Job
In the data below, find each line containing the string "Temperature" and return it.

(Records from a dataset)
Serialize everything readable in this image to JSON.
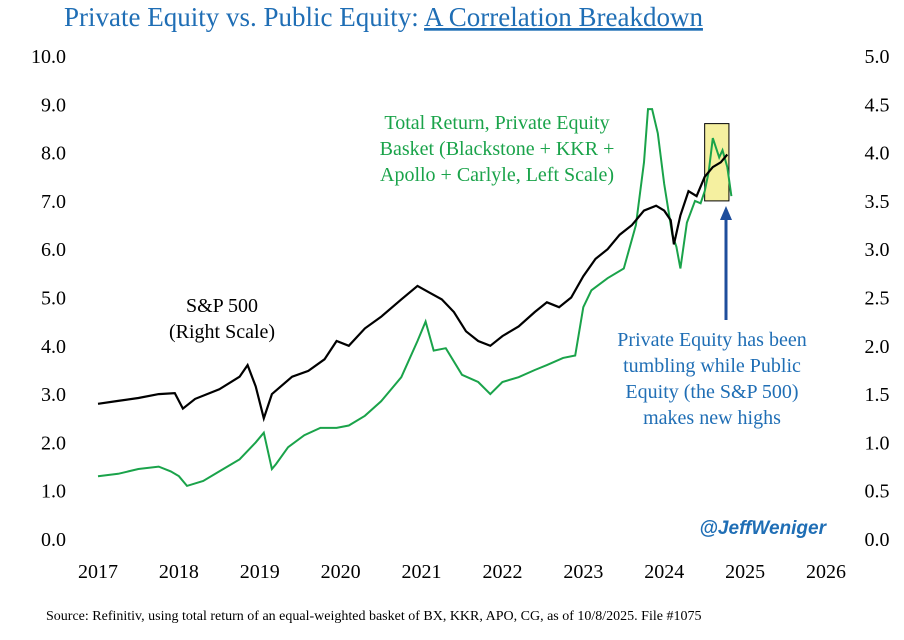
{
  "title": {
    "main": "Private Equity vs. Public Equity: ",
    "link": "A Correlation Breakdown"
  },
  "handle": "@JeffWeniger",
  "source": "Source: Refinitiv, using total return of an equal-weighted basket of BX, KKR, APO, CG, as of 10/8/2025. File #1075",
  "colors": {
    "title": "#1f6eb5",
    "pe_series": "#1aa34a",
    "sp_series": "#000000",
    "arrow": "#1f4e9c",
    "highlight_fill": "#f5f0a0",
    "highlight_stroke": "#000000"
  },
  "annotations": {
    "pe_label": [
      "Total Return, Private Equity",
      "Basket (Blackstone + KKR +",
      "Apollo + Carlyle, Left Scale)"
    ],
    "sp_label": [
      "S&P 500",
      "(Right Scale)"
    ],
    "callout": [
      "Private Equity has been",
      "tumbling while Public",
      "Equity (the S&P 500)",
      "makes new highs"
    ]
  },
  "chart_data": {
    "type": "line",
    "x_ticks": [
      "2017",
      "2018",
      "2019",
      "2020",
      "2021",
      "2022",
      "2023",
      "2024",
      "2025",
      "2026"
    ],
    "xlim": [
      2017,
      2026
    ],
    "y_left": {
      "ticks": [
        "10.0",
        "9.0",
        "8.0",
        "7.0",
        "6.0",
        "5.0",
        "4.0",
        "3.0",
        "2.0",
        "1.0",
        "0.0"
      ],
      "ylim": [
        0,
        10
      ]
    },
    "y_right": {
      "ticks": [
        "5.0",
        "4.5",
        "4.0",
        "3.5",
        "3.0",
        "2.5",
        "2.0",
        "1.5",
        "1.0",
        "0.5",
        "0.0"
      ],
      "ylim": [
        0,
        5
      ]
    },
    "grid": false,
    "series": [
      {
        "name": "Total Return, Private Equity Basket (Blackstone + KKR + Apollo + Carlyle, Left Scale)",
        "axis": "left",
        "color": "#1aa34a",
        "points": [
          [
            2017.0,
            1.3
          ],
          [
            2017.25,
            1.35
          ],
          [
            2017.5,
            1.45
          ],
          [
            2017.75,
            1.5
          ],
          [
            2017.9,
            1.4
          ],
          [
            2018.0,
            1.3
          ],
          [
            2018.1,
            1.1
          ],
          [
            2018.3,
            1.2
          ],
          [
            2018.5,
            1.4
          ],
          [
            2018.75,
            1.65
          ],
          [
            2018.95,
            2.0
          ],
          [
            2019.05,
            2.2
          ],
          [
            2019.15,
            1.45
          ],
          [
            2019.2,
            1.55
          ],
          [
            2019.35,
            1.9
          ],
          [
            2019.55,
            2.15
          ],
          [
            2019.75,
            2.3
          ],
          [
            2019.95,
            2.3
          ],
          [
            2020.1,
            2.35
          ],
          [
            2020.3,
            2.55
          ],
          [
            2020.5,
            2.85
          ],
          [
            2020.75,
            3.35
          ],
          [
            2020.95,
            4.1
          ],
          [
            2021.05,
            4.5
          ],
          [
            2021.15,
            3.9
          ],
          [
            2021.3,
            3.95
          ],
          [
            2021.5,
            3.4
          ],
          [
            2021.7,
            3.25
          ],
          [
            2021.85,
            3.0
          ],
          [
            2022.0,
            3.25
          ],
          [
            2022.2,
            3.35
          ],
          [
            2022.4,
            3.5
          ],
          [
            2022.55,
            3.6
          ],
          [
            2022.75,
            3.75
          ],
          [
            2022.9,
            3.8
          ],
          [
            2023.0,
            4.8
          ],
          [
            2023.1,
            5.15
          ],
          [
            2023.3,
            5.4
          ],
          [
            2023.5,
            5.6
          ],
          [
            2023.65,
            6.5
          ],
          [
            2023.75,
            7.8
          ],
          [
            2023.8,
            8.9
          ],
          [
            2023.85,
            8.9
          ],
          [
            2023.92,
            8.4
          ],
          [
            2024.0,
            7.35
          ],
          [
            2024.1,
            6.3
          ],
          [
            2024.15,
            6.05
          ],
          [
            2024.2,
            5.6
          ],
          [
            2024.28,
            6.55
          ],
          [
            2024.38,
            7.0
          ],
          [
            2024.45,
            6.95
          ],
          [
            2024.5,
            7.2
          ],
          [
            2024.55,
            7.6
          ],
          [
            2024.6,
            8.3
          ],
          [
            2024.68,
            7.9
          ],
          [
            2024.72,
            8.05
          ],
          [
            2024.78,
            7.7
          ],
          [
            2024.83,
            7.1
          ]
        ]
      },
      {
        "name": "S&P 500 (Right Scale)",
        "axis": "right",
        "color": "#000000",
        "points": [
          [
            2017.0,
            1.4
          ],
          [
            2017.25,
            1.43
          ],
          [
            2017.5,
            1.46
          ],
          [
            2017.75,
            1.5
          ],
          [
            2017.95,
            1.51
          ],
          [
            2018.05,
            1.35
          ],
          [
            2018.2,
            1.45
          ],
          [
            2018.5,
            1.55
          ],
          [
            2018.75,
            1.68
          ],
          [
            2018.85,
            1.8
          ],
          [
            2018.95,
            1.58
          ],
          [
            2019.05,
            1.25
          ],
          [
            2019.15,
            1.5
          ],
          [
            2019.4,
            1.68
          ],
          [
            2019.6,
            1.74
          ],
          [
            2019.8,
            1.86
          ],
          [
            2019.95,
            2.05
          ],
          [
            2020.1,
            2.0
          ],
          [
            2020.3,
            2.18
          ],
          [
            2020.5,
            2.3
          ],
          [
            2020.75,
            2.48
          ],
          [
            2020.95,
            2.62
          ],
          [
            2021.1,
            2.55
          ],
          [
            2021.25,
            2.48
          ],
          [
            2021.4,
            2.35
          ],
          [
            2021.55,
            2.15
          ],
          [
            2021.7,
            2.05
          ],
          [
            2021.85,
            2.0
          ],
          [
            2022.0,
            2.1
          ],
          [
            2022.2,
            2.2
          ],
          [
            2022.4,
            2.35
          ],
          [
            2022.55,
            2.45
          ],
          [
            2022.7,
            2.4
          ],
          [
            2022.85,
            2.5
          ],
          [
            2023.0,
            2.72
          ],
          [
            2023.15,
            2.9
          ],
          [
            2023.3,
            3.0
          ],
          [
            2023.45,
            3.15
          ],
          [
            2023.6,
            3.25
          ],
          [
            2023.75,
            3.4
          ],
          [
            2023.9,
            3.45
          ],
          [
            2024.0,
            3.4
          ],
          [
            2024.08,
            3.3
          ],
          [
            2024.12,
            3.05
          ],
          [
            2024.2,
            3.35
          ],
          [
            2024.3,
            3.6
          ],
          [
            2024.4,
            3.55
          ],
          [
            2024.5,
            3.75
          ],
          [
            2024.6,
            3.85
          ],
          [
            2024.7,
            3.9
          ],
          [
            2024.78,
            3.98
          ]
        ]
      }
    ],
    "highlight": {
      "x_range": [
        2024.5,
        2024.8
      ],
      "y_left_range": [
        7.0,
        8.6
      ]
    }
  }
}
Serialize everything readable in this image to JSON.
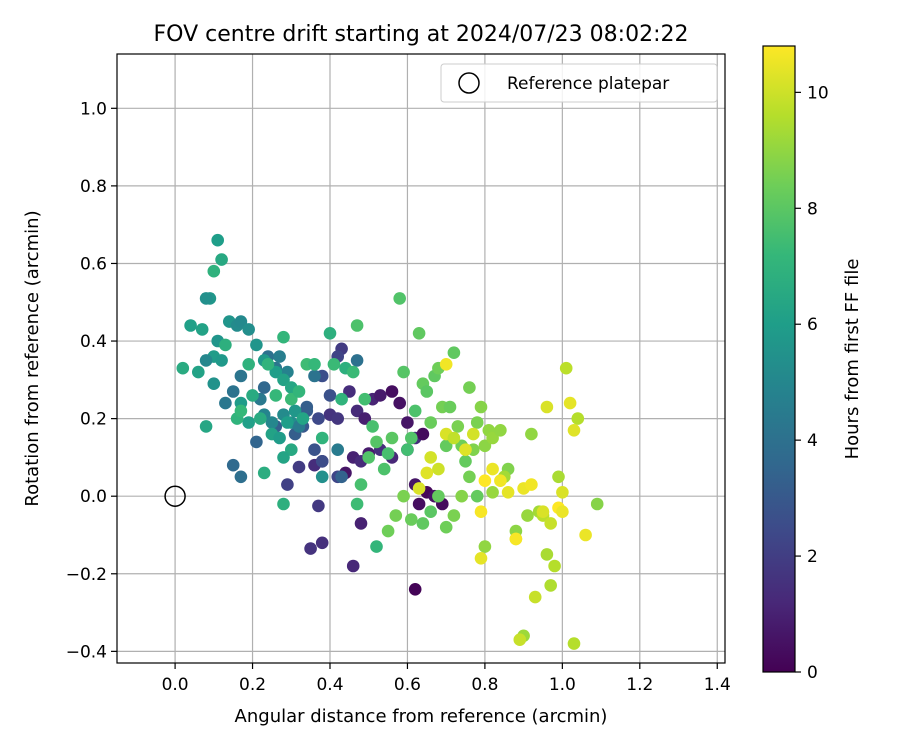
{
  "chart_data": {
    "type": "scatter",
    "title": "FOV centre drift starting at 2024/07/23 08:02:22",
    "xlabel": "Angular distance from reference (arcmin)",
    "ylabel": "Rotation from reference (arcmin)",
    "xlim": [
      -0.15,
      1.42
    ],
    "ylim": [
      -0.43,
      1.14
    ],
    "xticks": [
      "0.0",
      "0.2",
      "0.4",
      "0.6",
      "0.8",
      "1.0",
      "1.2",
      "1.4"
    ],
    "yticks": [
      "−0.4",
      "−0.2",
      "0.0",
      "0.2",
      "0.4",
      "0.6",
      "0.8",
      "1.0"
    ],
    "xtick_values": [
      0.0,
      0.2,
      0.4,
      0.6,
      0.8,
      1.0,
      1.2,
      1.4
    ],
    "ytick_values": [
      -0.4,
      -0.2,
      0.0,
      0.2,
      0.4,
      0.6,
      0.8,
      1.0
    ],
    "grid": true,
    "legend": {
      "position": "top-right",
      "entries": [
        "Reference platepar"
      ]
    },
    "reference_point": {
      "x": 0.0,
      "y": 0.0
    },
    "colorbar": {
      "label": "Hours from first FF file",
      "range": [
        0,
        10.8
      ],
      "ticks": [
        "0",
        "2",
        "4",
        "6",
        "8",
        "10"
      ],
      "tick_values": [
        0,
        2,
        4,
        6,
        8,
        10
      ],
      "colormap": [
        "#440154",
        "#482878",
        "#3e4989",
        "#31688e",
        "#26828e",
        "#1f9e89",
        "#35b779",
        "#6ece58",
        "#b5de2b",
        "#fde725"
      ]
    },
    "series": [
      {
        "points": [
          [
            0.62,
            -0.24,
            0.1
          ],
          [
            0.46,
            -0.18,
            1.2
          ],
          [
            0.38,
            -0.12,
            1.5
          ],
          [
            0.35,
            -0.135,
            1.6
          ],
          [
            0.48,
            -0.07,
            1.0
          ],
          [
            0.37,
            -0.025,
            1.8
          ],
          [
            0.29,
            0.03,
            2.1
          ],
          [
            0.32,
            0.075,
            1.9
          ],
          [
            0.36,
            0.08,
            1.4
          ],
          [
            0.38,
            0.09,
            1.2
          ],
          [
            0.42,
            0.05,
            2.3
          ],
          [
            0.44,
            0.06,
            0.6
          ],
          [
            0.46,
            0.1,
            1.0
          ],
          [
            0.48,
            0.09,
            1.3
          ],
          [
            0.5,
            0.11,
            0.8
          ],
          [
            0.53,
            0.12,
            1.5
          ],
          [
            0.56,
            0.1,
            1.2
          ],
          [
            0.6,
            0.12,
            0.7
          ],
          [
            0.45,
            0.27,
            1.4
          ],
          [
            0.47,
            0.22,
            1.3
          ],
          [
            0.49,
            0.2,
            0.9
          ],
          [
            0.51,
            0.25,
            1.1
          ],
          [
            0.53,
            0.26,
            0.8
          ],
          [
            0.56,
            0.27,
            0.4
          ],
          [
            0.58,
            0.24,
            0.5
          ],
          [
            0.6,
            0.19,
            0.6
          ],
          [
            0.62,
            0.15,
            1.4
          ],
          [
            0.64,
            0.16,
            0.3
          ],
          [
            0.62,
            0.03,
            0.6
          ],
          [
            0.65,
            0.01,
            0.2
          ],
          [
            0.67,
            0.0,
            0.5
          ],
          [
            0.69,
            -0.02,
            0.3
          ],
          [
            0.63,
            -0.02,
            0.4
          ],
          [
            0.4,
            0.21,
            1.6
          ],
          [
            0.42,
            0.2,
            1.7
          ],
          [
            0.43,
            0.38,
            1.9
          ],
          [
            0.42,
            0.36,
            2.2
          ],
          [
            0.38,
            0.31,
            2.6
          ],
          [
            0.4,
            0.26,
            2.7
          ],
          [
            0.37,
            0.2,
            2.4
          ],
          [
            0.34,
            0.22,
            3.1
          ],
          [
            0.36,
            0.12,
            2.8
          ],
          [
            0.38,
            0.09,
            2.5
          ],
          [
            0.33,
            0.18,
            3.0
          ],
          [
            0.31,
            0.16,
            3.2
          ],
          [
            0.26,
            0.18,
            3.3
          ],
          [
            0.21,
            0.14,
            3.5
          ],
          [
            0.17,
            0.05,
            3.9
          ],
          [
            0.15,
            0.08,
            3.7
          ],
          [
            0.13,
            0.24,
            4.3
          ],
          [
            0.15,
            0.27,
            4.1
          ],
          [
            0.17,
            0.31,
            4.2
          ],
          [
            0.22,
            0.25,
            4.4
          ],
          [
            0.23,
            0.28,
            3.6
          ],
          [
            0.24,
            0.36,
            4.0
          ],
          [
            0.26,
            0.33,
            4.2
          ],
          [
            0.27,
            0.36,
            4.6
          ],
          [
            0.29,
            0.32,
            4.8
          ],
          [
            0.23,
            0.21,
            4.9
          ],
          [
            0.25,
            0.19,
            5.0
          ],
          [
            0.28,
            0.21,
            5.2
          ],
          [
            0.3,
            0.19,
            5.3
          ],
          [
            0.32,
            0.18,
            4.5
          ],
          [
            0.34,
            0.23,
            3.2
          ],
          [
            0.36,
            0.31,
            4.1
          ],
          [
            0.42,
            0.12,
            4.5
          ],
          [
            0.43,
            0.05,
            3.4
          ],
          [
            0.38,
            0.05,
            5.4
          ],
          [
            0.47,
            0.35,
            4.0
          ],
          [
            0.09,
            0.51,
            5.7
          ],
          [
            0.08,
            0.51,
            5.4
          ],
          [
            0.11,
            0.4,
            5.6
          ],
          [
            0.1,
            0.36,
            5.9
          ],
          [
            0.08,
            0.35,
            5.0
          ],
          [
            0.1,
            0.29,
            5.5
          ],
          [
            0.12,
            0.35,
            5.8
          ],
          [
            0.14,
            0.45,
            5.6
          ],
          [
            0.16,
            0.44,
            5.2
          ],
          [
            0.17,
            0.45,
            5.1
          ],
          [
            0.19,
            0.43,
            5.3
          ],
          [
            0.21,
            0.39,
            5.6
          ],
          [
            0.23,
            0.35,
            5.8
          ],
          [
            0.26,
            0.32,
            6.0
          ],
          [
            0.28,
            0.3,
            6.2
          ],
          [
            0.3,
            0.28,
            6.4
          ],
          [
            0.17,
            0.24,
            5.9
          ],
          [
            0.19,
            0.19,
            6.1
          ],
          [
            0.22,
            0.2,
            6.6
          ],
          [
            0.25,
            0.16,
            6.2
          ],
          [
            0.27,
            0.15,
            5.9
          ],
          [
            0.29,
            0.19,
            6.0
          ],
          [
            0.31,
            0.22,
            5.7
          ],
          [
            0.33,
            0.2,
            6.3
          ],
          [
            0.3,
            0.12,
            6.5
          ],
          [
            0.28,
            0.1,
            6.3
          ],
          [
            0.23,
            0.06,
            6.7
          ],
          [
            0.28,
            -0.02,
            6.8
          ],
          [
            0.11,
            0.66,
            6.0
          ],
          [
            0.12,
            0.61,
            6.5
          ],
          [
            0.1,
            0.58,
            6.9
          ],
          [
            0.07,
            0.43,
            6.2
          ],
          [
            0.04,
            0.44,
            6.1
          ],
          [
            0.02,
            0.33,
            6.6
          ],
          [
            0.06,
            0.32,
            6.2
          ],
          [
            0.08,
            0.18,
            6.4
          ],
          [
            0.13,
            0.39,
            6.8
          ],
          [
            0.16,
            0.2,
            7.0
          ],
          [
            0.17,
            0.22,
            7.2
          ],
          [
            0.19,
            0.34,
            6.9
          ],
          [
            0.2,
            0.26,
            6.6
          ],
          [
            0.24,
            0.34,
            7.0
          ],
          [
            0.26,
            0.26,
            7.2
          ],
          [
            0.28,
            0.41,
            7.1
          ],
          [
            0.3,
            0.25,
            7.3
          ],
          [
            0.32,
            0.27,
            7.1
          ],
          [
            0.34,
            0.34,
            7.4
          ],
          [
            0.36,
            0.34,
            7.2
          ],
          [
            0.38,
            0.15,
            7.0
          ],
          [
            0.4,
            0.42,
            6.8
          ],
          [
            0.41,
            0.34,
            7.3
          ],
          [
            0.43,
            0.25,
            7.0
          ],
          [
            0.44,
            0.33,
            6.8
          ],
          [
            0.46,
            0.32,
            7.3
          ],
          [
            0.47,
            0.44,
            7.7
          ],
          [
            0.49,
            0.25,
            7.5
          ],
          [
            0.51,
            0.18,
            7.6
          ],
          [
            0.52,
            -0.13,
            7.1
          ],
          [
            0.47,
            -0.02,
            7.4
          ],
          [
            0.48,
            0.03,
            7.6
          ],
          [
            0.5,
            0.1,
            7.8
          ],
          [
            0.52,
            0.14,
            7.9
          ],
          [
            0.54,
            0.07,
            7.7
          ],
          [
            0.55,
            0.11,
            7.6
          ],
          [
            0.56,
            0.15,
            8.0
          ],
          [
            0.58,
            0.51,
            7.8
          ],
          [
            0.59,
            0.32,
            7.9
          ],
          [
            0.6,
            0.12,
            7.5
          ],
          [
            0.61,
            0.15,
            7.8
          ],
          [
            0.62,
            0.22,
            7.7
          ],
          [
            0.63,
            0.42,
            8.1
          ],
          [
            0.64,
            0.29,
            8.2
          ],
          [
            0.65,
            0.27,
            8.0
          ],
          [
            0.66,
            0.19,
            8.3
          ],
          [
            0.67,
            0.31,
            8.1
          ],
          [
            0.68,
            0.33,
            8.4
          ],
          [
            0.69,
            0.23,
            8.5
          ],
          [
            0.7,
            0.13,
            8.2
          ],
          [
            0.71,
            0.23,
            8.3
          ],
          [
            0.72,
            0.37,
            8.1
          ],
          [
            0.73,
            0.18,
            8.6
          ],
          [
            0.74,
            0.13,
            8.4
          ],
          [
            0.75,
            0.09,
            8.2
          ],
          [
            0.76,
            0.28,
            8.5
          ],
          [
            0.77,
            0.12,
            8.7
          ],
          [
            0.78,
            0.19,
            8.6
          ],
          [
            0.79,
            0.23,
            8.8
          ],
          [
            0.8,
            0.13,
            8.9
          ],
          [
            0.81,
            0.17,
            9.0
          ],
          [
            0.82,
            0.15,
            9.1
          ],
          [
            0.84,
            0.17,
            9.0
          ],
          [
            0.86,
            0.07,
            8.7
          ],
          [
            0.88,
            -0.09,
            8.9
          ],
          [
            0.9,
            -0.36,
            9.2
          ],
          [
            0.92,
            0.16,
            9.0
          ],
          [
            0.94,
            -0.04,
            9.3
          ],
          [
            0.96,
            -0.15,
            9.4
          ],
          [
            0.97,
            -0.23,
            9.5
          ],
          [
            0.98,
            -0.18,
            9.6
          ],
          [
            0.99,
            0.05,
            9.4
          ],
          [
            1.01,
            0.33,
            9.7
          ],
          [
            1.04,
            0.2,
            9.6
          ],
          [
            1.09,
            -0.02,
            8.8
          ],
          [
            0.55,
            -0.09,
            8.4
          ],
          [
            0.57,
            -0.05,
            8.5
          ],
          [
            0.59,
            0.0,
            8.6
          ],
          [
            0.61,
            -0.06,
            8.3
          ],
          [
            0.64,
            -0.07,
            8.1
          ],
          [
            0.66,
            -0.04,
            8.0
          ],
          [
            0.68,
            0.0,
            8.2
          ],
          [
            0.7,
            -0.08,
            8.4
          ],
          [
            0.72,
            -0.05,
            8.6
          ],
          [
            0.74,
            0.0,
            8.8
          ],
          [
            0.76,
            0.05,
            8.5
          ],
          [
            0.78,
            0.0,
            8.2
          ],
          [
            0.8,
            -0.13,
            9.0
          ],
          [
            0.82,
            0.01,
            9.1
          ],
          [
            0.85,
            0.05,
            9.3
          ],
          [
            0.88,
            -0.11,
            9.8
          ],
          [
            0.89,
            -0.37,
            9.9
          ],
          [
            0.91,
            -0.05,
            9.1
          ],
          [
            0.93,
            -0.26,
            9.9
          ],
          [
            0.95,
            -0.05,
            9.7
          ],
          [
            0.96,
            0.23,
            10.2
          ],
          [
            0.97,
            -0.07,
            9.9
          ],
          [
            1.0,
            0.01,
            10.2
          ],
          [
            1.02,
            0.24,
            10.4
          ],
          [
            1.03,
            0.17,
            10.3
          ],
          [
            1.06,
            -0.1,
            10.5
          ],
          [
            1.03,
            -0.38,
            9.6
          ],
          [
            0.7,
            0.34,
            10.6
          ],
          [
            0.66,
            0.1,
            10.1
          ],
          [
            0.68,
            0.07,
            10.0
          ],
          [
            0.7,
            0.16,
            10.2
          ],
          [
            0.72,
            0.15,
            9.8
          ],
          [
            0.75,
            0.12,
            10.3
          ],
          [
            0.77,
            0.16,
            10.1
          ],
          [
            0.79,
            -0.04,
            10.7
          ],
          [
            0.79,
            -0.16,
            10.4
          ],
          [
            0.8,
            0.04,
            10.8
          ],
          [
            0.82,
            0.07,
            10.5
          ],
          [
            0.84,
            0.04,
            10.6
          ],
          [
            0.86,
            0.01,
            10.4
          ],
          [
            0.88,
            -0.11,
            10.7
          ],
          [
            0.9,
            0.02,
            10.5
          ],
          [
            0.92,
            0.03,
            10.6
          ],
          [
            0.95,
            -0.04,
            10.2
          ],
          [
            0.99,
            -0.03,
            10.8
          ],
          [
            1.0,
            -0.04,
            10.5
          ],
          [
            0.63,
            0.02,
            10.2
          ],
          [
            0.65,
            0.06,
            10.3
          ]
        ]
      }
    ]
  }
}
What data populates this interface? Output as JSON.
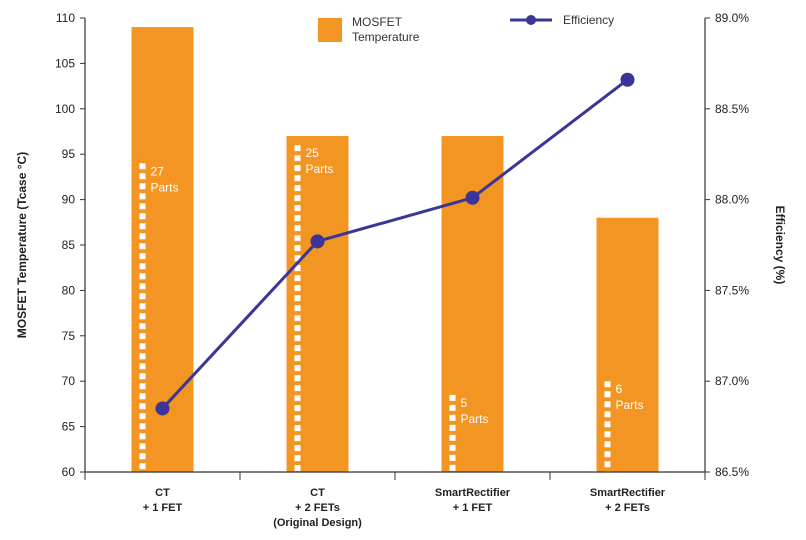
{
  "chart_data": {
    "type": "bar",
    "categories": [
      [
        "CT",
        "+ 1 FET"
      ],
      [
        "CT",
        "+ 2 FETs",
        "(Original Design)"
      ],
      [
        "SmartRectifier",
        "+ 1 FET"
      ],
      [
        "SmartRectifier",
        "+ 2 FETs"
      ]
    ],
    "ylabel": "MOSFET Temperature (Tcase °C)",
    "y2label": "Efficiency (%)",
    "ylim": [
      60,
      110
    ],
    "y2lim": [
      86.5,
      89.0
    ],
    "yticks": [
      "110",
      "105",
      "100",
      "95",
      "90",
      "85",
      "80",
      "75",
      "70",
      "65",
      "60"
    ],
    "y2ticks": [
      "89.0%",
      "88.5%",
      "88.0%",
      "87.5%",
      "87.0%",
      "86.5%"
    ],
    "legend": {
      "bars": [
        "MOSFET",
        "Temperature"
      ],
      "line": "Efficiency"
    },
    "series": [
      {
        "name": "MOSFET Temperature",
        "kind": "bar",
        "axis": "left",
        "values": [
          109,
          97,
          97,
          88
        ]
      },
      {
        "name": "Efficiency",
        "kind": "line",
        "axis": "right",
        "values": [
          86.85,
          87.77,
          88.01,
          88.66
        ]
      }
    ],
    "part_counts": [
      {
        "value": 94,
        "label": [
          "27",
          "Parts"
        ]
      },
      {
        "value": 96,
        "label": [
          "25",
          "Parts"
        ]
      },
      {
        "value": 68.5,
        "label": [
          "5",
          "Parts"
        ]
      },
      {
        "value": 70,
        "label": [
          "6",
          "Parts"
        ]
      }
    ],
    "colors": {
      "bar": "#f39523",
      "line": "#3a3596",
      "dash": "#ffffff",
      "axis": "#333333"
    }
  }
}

Exercise solution
    "ylabel": "MOSFET Temperature (Tcase °C)",
        "Temperature"
        "name": "MOSFET Temperature",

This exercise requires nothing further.